[BEGIN Records for processing]

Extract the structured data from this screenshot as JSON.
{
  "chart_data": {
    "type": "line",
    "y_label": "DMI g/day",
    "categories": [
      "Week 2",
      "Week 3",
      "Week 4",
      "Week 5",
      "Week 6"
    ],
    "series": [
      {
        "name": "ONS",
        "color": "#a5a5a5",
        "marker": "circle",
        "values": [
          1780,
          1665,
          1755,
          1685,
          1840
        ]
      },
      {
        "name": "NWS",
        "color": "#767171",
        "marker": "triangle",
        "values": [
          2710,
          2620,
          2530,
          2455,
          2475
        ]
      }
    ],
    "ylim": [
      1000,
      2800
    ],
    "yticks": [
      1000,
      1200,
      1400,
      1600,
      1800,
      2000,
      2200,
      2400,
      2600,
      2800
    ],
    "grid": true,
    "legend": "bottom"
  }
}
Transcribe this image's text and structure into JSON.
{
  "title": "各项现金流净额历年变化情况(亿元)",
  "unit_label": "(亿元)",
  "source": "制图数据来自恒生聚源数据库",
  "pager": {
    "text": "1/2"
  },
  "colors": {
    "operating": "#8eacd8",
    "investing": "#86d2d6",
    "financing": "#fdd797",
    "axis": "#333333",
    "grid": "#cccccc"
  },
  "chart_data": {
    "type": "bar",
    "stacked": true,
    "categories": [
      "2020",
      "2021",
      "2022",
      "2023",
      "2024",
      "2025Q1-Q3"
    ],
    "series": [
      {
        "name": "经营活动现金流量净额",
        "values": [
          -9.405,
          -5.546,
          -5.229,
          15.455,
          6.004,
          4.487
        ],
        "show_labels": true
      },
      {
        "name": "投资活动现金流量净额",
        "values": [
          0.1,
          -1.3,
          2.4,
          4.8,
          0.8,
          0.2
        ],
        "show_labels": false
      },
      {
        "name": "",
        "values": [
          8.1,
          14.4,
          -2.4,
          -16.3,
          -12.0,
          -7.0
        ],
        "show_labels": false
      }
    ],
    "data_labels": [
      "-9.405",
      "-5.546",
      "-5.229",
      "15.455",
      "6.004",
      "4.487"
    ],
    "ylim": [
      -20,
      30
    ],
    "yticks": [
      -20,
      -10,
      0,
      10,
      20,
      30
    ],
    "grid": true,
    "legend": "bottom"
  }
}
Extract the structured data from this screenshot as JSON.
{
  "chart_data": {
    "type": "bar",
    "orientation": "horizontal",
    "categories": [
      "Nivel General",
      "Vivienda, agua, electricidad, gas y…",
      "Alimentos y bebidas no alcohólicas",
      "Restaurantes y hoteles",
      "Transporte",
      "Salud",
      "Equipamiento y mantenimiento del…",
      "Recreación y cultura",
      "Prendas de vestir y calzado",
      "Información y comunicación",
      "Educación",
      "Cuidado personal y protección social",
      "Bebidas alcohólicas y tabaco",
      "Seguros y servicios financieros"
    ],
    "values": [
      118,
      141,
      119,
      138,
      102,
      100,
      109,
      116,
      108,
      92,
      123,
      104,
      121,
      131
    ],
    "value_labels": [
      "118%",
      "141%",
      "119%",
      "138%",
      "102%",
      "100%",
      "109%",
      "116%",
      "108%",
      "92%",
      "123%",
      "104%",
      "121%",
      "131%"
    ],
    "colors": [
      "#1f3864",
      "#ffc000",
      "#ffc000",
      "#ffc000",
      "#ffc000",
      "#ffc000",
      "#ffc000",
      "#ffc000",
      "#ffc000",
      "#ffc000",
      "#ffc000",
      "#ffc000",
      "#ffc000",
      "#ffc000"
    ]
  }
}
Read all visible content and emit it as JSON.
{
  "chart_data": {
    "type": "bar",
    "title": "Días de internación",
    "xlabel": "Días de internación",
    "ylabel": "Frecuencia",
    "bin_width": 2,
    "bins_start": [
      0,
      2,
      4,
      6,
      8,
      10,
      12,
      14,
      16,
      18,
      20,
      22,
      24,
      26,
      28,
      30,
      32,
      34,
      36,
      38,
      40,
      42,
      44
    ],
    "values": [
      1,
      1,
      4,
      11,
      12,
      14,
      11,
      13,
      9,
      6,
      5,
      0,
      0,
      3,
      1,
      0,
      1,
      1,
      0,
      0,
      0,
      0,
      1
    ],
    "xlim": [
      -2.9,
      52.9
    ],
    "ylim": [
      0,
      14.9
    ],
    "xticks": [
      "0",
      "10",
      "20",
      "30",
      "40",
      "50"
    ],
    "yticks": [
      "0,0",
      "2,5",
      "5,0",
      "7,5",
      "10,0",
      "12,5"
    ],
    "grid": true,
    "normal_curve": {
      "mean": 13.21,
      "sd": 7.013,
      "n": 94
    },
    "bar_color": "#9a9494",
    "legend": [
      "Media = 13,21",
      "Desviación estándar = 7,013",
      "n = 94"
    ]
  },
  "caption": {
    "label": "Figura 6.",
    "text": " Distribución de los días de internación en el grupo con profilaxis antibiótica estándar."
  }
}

[END Records for processing]

_Do this_.
Each line in the material above must be retyped without alteration.

_Result for this task_.
Extract the structured data from this screenshot as JSON.
{
  "chart_data": {
    "type": "line",
    "y_label": "DMI g/day",
    "categories": [
      "Week 2",
      "Week 3",
      "Week 4",
      "Week 5",
      "Week 6"
    ],
    "series": [
      {
        "name": "ONS",
        "color": "#a5a5a5",
        "marker": "circle",
        "values": [
          1780,
          1665,
          1755,
          1685,
          1840
        ]
      },
      {
        "name": "NWS",
        "color": "#767171",
        "marker": "triangle",
        "values": [
          2710,
          2620,
          2530,
          2455,
          2475
        ]
      }
    ],
    "ylim": [
      1000,
      2800
    ],
    "yticks": [
      1000,
      1200,
      1400,
      1600,
      1800,
      2000,
      2200,
      2400,
      2600,
      2800
    ],
    "grid": true,
    "legend": "bottom"
  }
}
Transcribe this image's text and structure into JSON.
{
  "title": "各项现金流净额历年变化情况(亿元)",
  "unit_label": "(亿元)",
  "source": "制图数据来自恒生聚源数据库",
  "pager": {
    "text": "1/2"
  },
  "colors": {
    "operating": "#8eacd8",
    "investing": "#86d2d6",
    "financing": "#fdd797",
    "axis": "#333333",
    "grid": "#cccccc"
  },
  "chart_data": {
    "type": "bar",
    "stacked": true,
    "categories": [
      "2020",
      "2021",
      "2022",
      "2023",
      "2024",
      "2025Q1-Q3"
    ],
    "series": [
      {
        "name": "经营活动现金流量净额",
        "values": [
          -9.405,
          -5.546,
          -5.229,
          15.455,
          6.004,
          4.487
        ],
        "show_labels": true
      },
      {
        "name": "投资活动现金流量净额",
        "values": [
          0.1,
          -1.3,
          2.4,
          4.8,
          0.8,
          0.2
        ],
        "show_labels": false
      },
      {
        "name": "",
        "values": [
          8.1,
          14.4,
          -2.4,
          -16.3,
          -12.0,
          -7.0
        ],
        "show_labels": false
      }
    ],
    "data_labels": [
      "-9.405",
      "-5.546",
      "-5.229",
      "15.455",
      "6.004",
      "4.487"
    ],
    "ylim": [
      -20,
      30
    ],
    "yticks": [
      -20,
      -10,
      0,
      10,
      20,
      30
    ],
    "grid": true,
    "legend": "bottom"
  }
}
Extract the structured data from this screenshot as JSON.
{
  "chart_data": {
    "type": "bar",
    "orientation": "horizontal",
    "categories": [
      "Nivel General",
      "Vivienda, agua, electricidad, gas y…",
      "Alimentos y bebidas no alcohólicas",
      "Restaurantes y hoteles",
      "Transporte",
      "Salud",
      "Equipamiento y mantenimiento del…",
      "Recreación y cultura",
      "Prendas de vestir y calzado",
      "Información y comunicación",
      "Educación",
      "Cuidado personal y protección social",
      "Bebidas alcohólicas y tabaco",
      "Seguros y servicios financieros"
    ],
    "values": [
      118,
      141,
      119,
      138,
      102,
      100,
      109,
      116,
      108,
      92,
      123,
      104,
      121,
      131
    ],
    "value_labels": [
      "118%",
      "141%",
      "119%",
      "138%",
      "102%",
      "100%",
      "109%",
      "116%",
      "108%",
      "92%",
      "123%",
      "104%",
      "121%",
      "131%"
    ],
    "colors": [
      "#1f3864",
      "#ffc000",
      "#ffc000",
      "#ffc000",
      "#ffc000",
      "#ffc000",
      "#ffc000",
      "#ffc000",
      "#ffc000",
      "#ffc000",
      "#ffc000",
      "#ffc000",
      "#ffc000",
      "#ffc000"
    ]
  }
}
Read all visible content and emit it as JSON.
{
  "chart_data": {
    "type": "bar",
    "title": "Días de internación",
    "xlabel": "Días de internación",
    "ylabel": "Frecuencia",
    "bin_width": 2,
    "bins_start": [
      0,
      2,
      4,
      6,
      8,
      10,
      12,
      14,
      16,
      18,
      20,
      22,
      24,
      26,
      28,
      30,
      32,
      34,
      36,
      38,
      40,
      42,
      44
    ],
    "values": [
      1,
      1,
      4,
      11,
      12,
      14,
      11,
      13,
      9,
      6,
      5,
      0,
      0,
      3,
      1,
      0,
      1,
      1,
      0,
      0,
      0,
      0,
      1
    ],
    "xlim": [
      -2.9,
      52.9
    ],
    "ylim": [
      0,
      14.9
    ],
    "xticks": [
      "0",
      "10",
      "20",
      "30",
      "40",
      "50"
    ],
    "yticks": [
      "0,0",
      "2,5",
      "5,0",
      "7,5",
      "10,0",
      "12,5"
    ],
    "grid": true,
    "normal_curve": {
      "mean": 13.21,
      "sd": 7.013,
      "n": 94
    },
    "bar_color": "#9a9494",
    "legend": [
      "Media = 13,21",
      "Desviación estándar = 7,013",
      "n = 94"
    ]
  },
  "caption": {
    "label": "Figura 6.",
    "text": " Distribución de los días de internación en el grupo con profilaxis antibiótica estándar."
  }
}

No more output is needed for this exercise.